To be done> Search the listing for "लगभग" and copy every line where it appears.

Data for the task>
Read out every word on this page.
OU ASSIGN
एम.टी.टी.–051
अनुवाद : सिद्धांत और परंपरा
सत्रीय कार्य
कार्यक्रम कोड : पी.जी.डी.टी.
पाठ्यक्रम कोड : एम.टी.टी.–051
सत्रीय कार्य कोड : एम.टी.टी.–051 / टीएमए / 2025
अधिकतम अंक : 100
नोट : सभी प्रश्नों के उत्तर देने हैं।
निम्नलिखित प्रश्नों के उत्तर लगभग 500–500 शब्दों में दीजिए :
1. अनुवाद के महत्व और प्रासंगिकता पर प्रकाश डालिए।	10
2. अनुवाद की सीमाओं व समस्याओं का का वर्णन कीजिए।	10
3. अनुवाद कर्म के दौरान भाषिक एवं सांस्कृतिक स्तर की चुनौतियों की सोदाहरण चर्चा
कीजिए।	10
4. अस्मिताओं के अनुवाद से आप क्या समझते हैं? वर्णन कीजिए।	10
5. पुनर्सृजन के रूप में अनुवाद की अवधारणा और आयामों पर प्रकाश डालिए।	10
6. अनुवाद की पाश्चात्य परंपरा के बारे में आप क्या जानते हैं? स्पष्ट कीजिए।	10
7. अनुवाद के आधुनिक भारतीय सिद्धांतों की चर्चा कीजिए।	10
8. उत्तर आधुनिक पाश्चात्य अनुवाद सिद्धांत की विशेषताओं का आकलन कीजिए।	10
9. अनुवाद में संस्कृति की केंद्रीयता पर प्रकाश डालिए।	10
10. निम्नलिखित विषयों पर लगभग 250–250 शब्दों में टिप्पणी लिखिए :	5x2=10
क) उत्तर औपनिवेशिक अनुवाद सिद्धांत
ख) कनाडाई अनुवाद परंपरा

==

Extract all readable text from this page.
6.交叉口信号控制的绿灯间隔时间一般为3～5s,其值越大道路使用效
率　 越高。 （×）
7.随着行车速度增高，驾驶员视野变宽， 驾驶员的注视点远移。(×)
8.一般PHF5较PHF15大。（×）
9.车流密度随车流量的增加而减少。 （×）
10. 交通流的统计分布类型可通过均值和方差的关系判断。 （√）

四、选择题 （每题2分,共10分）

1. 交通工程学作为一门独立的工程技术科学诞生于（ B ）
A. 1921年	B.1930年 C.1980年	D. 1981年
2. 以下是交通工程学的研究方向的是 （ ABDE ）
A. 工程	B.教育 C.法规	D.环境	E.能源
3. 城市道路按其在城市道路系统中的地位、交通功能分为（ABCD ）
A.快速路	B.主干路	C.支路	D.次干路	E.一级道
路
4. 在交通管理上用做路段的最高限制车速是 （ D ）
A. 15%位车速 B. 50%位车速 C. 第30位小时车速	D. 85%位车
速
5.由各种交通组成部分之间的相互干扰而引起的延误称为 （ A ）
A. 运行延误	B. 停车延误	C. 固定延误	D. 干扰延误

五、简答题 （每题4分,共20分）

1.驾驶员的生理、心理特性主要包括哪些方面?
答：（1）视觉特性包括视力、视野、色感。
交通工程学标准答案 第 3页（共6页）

Written answer>
निम्नलिखित प्रश्नों के उत्तर लगभग 500–500 शब्दों में दीजिए :
10. निम्नलिखित विषयों पर लगभग 250–250 शब्दों में टिप्पणी लिखिए :	5x2=10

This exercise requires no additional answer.